### STATED GOAL:
Hunt for the word "merhametli" across the entries below, copying each line that holds it.

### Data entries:
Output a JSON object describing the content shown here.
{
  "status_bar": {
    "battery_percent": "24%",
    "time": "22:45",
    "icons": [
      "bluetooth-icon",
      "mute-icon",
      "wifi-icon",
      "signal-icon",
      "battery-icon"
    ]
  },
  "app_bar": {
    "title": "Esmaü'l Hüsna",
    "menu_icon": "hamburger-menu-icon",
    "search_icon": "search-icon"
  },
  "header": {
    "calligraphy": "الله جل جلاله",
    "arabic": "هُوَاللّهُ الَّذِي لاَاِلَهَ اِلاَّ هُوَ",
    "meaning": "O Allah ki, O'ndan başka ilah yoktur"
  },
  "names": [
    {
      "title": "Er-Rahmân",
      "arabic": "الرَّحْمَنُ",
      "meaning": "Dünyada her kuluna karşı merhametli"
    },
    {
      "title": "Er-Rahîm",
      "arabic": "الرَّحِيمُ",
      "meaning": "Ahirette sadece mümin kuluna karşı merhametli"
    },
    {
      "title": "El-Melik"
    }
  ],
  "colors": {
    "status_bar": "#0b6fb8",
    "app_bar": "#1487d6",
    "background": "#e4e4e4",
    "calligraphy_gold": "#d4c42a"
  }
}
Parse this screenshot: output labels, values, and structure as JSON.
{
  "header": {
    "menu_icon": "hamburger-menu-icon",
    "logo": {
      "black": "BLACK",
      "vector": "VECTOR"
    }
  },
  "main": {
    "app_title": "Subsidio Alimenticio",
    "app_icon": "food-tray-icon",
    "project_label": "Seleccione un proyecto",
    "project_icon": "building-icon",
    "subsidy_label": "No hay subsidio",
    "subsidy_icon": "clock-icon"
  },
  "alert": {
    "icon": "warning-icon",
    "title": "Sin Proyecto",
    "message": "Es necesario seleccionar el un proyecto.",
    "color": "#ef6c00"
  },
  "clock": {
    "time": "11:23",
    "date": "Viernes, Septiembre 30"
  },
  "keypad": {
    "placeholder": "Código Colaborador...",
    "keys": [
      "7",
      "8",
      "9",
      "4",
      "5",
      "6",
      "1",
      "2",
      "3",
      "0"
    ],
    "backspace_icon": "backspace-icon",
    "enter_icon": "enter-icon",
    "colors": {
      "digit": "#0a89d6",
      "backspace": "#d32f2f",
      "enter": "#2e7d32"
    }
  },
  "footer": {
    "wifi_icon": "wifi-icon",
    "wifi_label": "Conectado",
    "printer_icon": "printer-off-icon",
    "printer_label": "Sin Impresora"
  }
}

--

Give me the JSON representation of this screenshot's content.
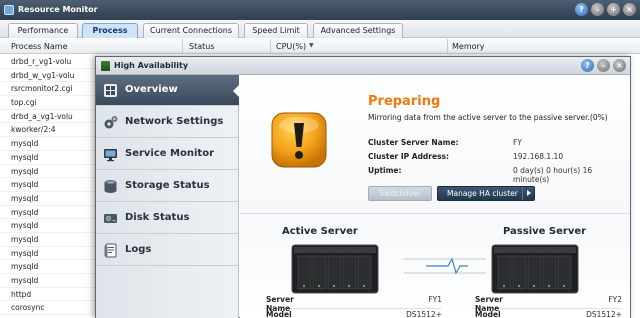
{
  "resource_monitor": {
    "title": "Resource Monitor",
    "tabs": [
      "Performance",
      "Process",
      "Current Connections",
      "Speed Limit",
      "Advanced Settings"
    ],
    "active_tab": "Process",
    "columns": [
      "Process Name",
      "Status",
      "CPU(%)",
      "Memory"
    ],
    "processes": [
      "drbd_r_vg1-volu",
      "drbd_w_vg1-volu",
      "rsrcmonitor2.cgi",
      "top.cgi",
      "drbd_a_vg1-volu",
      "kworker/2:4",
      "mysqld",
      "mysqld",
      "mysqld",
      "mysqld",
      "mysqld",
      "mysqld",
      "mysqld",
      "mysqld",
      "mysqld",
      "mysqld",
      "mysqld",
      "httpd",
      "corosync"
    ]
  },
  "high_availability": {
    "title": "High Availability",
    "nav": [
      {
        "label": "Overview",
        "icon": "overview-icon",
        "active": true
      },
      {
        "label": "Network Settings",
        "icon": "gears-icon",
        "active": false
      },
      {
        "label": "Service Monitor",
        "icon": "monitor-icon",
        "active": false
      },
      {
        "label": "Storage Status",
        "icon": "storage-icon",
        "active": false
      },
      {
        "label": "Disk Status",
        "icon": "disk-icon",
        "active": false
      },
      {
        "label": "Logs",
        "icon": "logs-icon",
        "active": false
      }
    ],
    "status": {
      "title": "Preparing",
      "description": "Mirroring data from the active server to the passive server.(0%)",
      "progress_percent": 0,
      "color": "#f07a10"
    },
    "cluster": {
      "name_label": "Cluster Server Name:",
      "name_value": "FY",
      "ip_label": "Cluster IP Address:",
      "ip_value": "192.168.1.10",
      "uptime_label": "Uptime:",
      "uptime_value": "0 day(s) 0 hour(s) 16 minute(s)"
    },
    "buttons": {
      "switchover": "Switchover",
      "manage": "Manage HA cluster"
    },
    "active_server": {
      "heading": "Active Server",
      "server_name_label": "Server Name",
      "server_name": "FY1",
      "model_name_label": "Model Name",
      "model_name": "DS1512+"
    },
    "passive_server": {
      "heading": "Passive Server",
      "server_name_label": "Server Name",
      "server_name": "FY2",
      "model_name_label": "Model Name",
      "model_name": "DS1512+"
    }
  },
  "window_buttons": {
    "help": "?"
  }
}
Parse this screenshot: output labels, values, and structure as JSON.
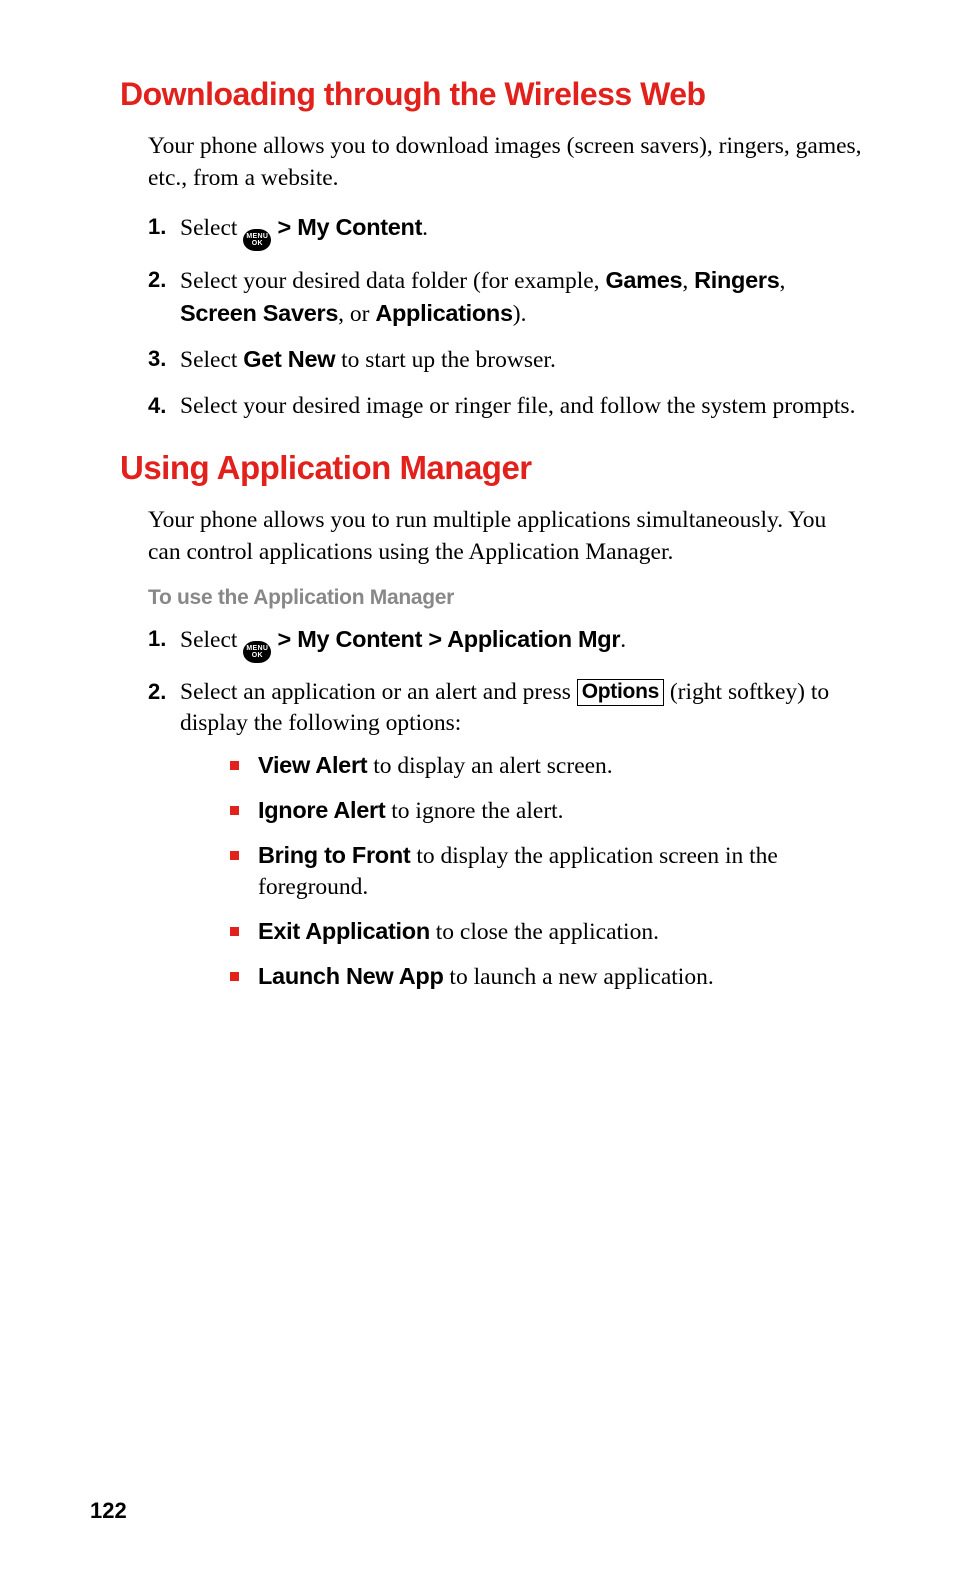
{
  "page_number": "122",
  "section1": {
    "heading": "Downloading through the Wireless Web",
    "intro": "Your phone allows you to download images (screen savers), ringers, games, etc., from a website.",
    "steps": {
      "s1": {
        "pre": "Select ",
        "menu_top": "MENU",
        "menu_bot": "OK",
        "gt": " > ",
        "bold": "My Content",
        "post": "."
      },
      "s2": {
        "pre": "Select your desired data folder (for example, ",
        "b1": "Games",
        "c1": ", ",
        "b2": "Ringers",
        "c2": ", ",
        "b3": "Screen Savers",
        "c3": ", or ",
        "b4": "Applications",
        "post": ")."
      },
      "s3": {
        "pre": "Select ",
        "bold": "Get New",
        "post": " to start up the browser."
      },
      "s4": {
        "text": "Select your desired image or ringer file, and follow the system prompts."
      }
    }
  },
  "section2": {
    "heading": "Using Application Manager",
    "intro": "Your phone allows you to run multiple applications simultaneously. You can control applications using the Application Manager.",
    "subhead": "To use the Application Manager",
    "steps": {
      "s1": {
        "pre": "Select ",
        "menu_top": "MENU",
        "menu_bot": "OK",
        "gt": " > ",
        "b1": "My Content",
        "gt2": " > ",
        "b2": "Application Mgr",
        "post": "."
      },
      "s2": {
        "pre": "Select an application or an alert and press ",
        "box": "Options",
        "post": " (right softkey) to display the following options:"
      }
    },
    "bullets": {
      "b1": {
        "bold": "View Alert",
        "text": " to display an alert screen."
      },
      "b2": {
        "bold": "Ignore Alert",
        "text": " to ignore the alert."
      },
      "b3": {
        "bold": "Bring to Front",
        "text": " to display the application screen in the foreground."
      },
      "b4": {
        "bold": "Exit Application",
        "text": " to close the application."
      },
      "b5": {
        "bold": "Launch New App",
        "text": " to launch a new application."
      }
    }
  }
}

### WRITTEN ANSWER:
      "meaning": "Dünyada her kuluna karşı merhametli"
      "meaning": "Ahirette sadece mümin kuluna karşı merhametli"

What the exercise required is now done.